## START Listing

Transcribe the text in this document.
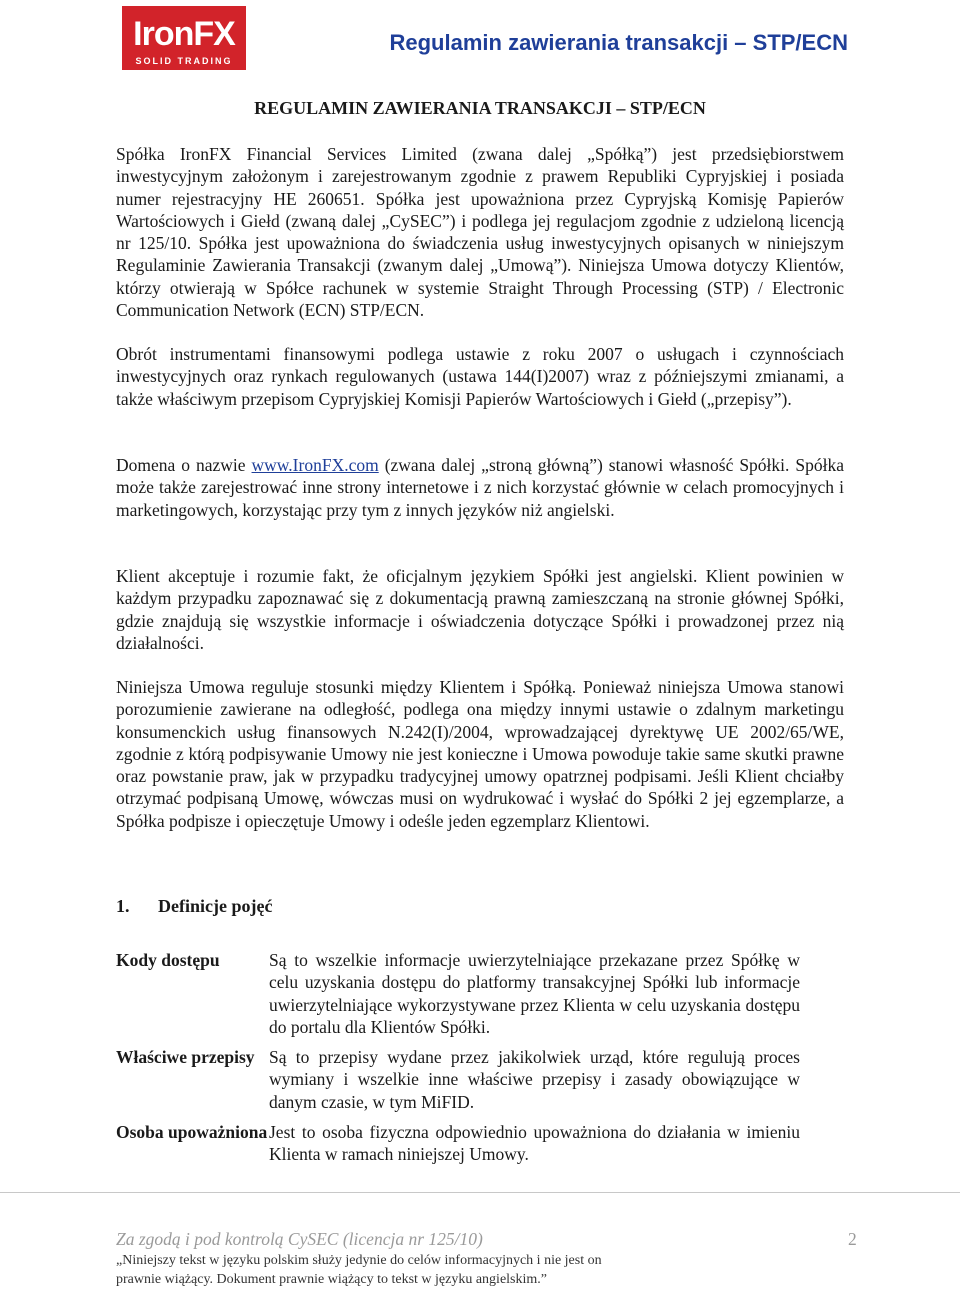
IronFX
SOLID TRADING
Regulamin zawierania transakcji – STP/ECN
REGULAMIN ZAWIERANIA TRANSAKCJI – STP/ECN

Spółka IronFX Financial Services Limited (zwana dalej „Spółką”) jest przedsiębiorstwem inwestycyjnym założonym i zarejestrowanym zgodnie z prawem Republiki Cypryjskiej i posiada numer rejestracyjny HE 260651. Spółka jest upoważniona przez Cypryjską Komisję Papierów Wartościowych i Giełd (zwaną dalej „CySEC”) i podlega jej regulacjom zgodnie z udzieloną licencją nr 125/10. Spółka jest upoważniona do świadczenia usług inwestycyjnych opisanych w niniejszym Regulaminie Zawierania Transakcji (zwanym dalej „Umową”). Niniejsza Umowa dotyczy Klientów, którzy otwierają w Spółce rachunek w systemie Straight Through Processing (STP) / Electronic Communication Network (ECN) STP/ECN.

Obrót instrumentami finansowymi podlega ustawie z roku 2007 o usługach i czynnościach inwestycyjnych oraz rynkach regulowanych (ustawa 144(I)2007) wraz z późniejszymi zmianami, a także właściwym przepisom Cypryjskiej Komisji Papierów Wartościowych i Giełd („przepisy”).

Domena o nazwie www.IronFX.com (zwana dalej „stroną główną”) stanowi własność Spółki. Spółka może także zarejestrować inne strony internetowe i z nich korzystać głównie w celach promocyjnych i marketingowych, korzystając przy tym z innych języków niż angielski.

Klient akceptuje i rozumie fakt, że oficjalnym językiem Spółki jest angielski. Klient powinien w każdym przypadku zapoznawać się z dokumentacją prawną zamieszczaną na stronie głównej Spółki, gdzie znajdują się wszystkie informacje i oświadczenia dotyczące Spółki i prowadzonej przez nią działalności.

Niniejsza Umowa reguluje stosunki między Klientem i Spółką. Ponieważ niniejsza Umowa stanowi porozumienie zawierane na odległość, podlega ona między innymi ustawie o zdalnym marketingu konsumenckich usług finansowych N.242(I)/2004, wprowadzającej dyrektywę UE 2002/65/WE, zgodnie z którą podpisywanie Umowy nie jest konieczne i Umowa powoduje takie same skutki prawne oraz powstanie praw, jak w przypadku tradycyjnej umowy opatrznej podpisami. Jeśli Klient chciałby otrzymać podpisaną Umowę, wówczas musi on wydrukować i wysłać do Spółki 2 jej egzemplarze, a Spółka podpisze i opieczętuje Umowy i odeśle jeden egzemplarz Klientowi.

1. Definicje pojęć
Kody dostępu	Są to wszelkie informacje uwierzytelniające przekazane przez Spółkę w celu uzyskania dostępu do platformy transakcyjnej Spółki lub informacje uwierzytelniające wykorzystywane przez Klienta w celu uzyskania dostępu do portalu dla Klientów Spółki.
Właściwe przepisy Są to przepisy wydane przez jakikolwiek urząd, które regulują proces wymiany i wszelkie inne właściwe przepisy i zasady obowiązujące w danym czasie, w tym MiFID.
Osoba upoważniona Jest to osoba fizyczna odpowiednio upoważniona do działania w imieniu Klienta w ramach niniejszej Umowy.
Za zgodą i pod kontrolą CySEC (licencja nr 125/10)
„Niniejszy tekst w języku polskim służy jedynie do celów informacyjnych i nie jest on prawnie wiążący. Dokument prawnie wiążący to tekst w języku angielskim.”
2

## END Listing

▶ [Description of the task]: Leave out the pictures and print every line of the data exactly.

▶ [Task result]:
Transcribe the text in this document.
IronFX
SOLID TRADING
Regulamin zawierania transakcji – STP/ECN
REGULAMIN ZAWIERANIA TRANSAKCJI – STP/ECN

Spółka IronFX Financial Services Limited (zwana dalej „Spółką”) jest przedsiębiorstwem inwestycyjnym założonym i zarejestrowanym zgodnie z prawem Republiki Cypryjskiej i posiada numer rejestracyjny HE 260651. Spółka jest upoważniona przez Cypryjską Komisję Papierów Wartościowych i Giełd (zwaną dalej „CySEC”) i podlega jej regulacjom zgodnie z udzieloną licencją nr 125/10. Spółka jest upoważniona do świadczenia usług inwestycyjnych opisanych w niniejszym Regulaminie Zawierania Transakcji (zwanym dalej „Umową”). Niniejsza Umowa dotyczy Klientów, którzy otwierają w Spółce rachunek w systemie Straight Through Processing (STP) / Electronic Communication Network (ECN) STP/ECN.

Obrót instrumentami finansowymi podlega ustawie z roku 2007 o usługach i czynnościach inwestycyjnych oraz rynkach regulowanych (ustawa 144(I)2007) wraz z późniejszymi zmianami, a także właściwym przepisom Cypryjskiej Komisji Papierów Wartościowych i Giełd („przepisy”).

Domena o nazwie www.IronFX.com (zwana dalej „stroną główną”) stanowi własność Spółki. Spółka może także zarejestrować inne strony internetowe i z nich korzystać głównie w celach promocyjnych i marketingowych, korzystając przy tym z innych języków niż angielski.

Klient akceptuje i rozumie fakt, że oficjalnym językiem Spółki jest angielski. Klient powinien w każdym przypadku zapoznawać się z dokumentacją prawną zamieszczaną na stronie głównej Spółki, gdzie znajdują się wszystkie informacje i oświadczenia dotyczące Spółki i prowadzonej przez nią działalności.

Niniejsza Umowa reguluje stosunki między Klientem i Spółką. Ponieważ niniejsza Umowa stanowi porozumienie zawierane na odległość, podlega ona między innymi ustawie o zdalnym marketingu konsumenckich usług finansowych N.242(I)/2004, wprowadzającej dyrektywę UE 2002/65/WE, zgodnie z którą podpisywanie Umowy nie jest konieczne i Umowa powoduje takie same skutki prawne oraz powstanie praw, jak w przypadku tradycyjnej umowy opatrznej podpisami. Jeśli Klient chciałby otrzymać podpisaną Umowę, wówczas musi on wydrukować i wysłać do Spółki 2 jej egzemplarze, a Spółka podpisze i opieczętuje Umowy i odeśle jeden egzemplarz Klientowi.

1. Definicje pojęć
Kody dostępu	Są to wszelkie informacje uwierzytelniające przekazane przez Spółkę w celu uzyskania dostępu do platformy transakcyjnej Spółki lub informacje uwierzytelniające wykorzystywane przez Klienta w celu uzyskania dostępu do portalu dla Klientów Spółki.
Właściwe przepisy Są to przepisy wydane przez jakikolwiek urząd, które regulują proces wymiany i wszelkie inne właściwe przepisy i zasady obowiązujące w danym czasie, w tym MiFID.
Osoba upoważniona Jest to osoba fizyczna odpowiednio upoważniona do działania w imieniu Klienta w ramach niniejszej Umowy.
Za zgodą i pod kontrolą CySEC (licencja nr 125/10)
„Niniejszy tekst w języku polskim służy jedynie do celów informacyjnych i nie jest on prawnie wiążący. Dokument prawnie wiążący to tekst w języku angielskim.”
2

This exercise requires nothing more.